→ ENTRIES SHOWN:
------------
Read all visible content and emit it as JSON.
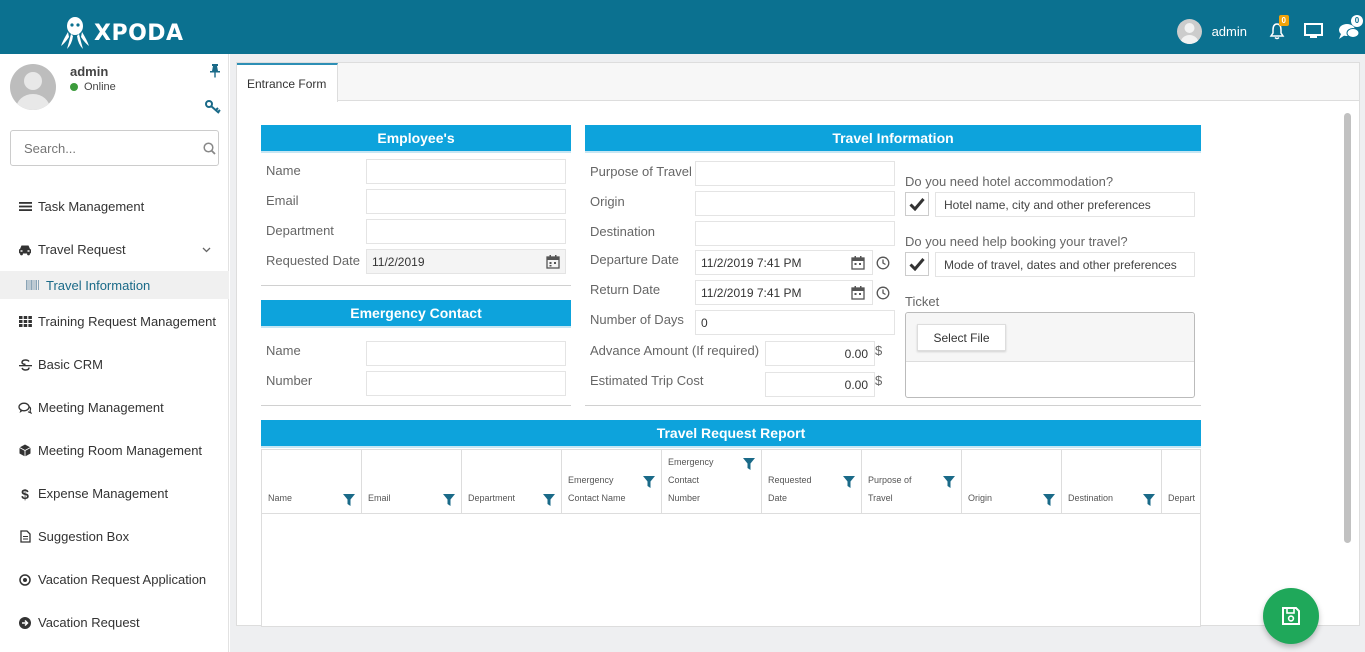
{
  "header": {
    "brand": "XPODA",
    "user": "admin",
    "notification_count": "0",
    "chat_count": "0"
  },
  "sidebar": {
    "profile_name": "admin",
    "profile_status": "Online",
    "search_placeholder": "Search...",
    "items": [
      {
        "label": "Task Management",
        "icon": "list-icon"
      },
      {
        "label": "Travel Request",
        "icon": "car-icon"
      },
      {
        "label": "Travel Information",
        "icon": "barcode-icon"
      },
      {
        "label": "Training Request Management",
        "icon": "grid-icon"
      },
      {
        "label": "Basic CRM",
        "icon": "strikethrough-icon"
      },
      {
        "label": "Meeting Management",
        "icon": "chat-icon"
      },
      {
        "label": "Meeting Room Management",
        "icon": "cube-icon"
      },
      {
        "label": "Expense Management",
        "icon": "dollar-icon"
      },
      {
        "label": "Suggestion Box",
        "icon": "document-icon"
      },
      {
        "label": "Vacation Request Application",
        "icon": "target-icon"
      },
      {
        "label": "Vacation Request",
        "icon": "arrow-circle-icon"
      }
    ]
  },
  "tabs": {
    "active": "Entrance Form"
  },
  "employee": {
    "title": "Employee's",
    "name_label": "Name",
    "email_label": "Email",
    "department_label": "Department",
    "requested_date_label": "Requested Date",
    "requested_date_value": "11/2/2019"
  },
  "emergency": {
    "title": "Emergency Contact",
    "name_label": "Name",
    "number_label": "Number"
  },
  "travel": {
    "title": "Travel Information",
    "purpose_label": "Purpose of Travel",
    "origin_label": "Origin",
    "destination_label": "Destination",
    "departure_label": "Departure Date",
    "departure_value": "11/2/2019 7:41 PM",
    "return_label": "Return Date",
    "return_value": "11/2/2019 7:41 PM",
    "days_label": "Number of Days",
    "days_value": "0",
    "advance_label": "Advance Amount (If required)",
    "advance_value": "0.00",
    "cost_label": "Estimated Trip Cost",
    "cost_value": "0.00",
    "currency": "$",
    "hotel_question": "Do you need hotel accommodation?",
    "hotel_placeholder": "Hotel name, city and other preferences",
    "booking_question": "Do you need help booking your travel?",
    "booking_placeholder": "Mode of travel, dates and other preferences",
    "ticket_label": "Ticket",
    "select_file": "Select File"
  },
  "report": {
    "title": "Travel Request Report",
    "columns": [
      "Name",
      "Email",
      "Department",
      "Emergency Contact Name",
      "Emergency Contact Number",
      "Requested Date",
      "Purpose of Travel",
      "Origin",
      "Destination",
      "Depart"
    ]
  },
  "colors": {
    "header": "#0b7190",
    "section": "#0da3dc",
    "save": "#1fa85a"
  }
}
------------
→ WRITTEN PROBLEM:
Every entry should be returned exactly as written, minus the pictures.

→ RESPONSE BELOW:
Read all visible content and emit it as JSON.
{
  "header": {
    "brand": "XPODA",
    "user": "admin",
    "notification_count": "0",
    "chat_count": "0"
  },
  "sidebar": {
    "profile_name": "admin",
    "profile_status": "Online",
    "search_placeholder": "Search...",
    "items": [
      {
        "label": "Task Management",
        "icon": "list-icon"
      },
      {
        "label": "Travel Request",
        "icon": "car-icon"
      },
      {
        "label": "Travel Information",
        "icon": "barcode-icon"
      },
      {
        "label": "Training Request Management",
        "icon": "grid-icon"
      },
      {
        "label": "Basic CRM",
        "icon": "strikethrough-icon"
      },
      {
        "label": "Meeting Management",
        "icon": "chat-icon"
      },
      {
        "label": "Meeting Room Management",
        "icon": "cube-icon"
      },
      {
        "label": "Expense Management",
        "icon": "dollar-icon"
      },
      {
        "label": "Suggestion Box",
        "icon": "document-icon"
      },
      {
        "label": "Vacation Request Application",
        "icon": "target-icon"
      },
      {
        "label": "Vacation Request",
        "icon": "arrow-circle-icon"
      }
    ]
  },
  "tabs": {
    "active": "Entrance Form"
  },
  "employee": {
    "title": "Employee's",
    "name_label": "Name",
    "email_label": "Email",
    "department_label": "Department",
    "requested_date_label": "Requested Date",
    "requested_date_value": "11/2/2019"
  },
  "emergency": {
    "title": "Emergency Contact",
    "name_label": "Name",
    "number_label": "Number"
  },
  "travel": {
    "title": "Travel Information",
    "purpose_label": "Purpose of Travel",
    "origin_label": "Origin",
    "destination_label": "Destination",
    "departure_label": "Departure Date",
    "departure_value": "11/2/2019 7:41 PM",
    "return_label": "Return Date",
    "return_value": "11/2/2019 7:41 PM",
    "days_label": "Number of Days",
    "days_value": "0",
    "advance_label": "Advance Amount (If required)",
    "advance_value": "0.00",
    "cost_label": "Estimated Trip Cost",
    "cost_value": "0.00",
    "currency": "$",
    "hotel_question": "Do you need hotel accommodation?",
    "hotel_placeholder": "Hotel name, city and other preferences",
    "booking_question": "Do you need help booking your travel?",
    "booking_placeholder": "Mode of travel, dates and other preferences",
    "ticket_label": "Ticket",
    "select_file": "Select File"
  },
  "report": {
    "title": "Travel Request Report",
    "columns": [
      "Name",
      "Email",
      "Department",
      "Emergency Contact Name",
      "Emergency Contact Number",
      "Requested Date",
      "Purpose of Travel",
      "Origin",
      "Destination",
      "Depart"
    ]
  },
  "colors": {
    "header": "#0b7190",
    "section": "#0da3dc",
    "save": "#1fa85a"
  }
}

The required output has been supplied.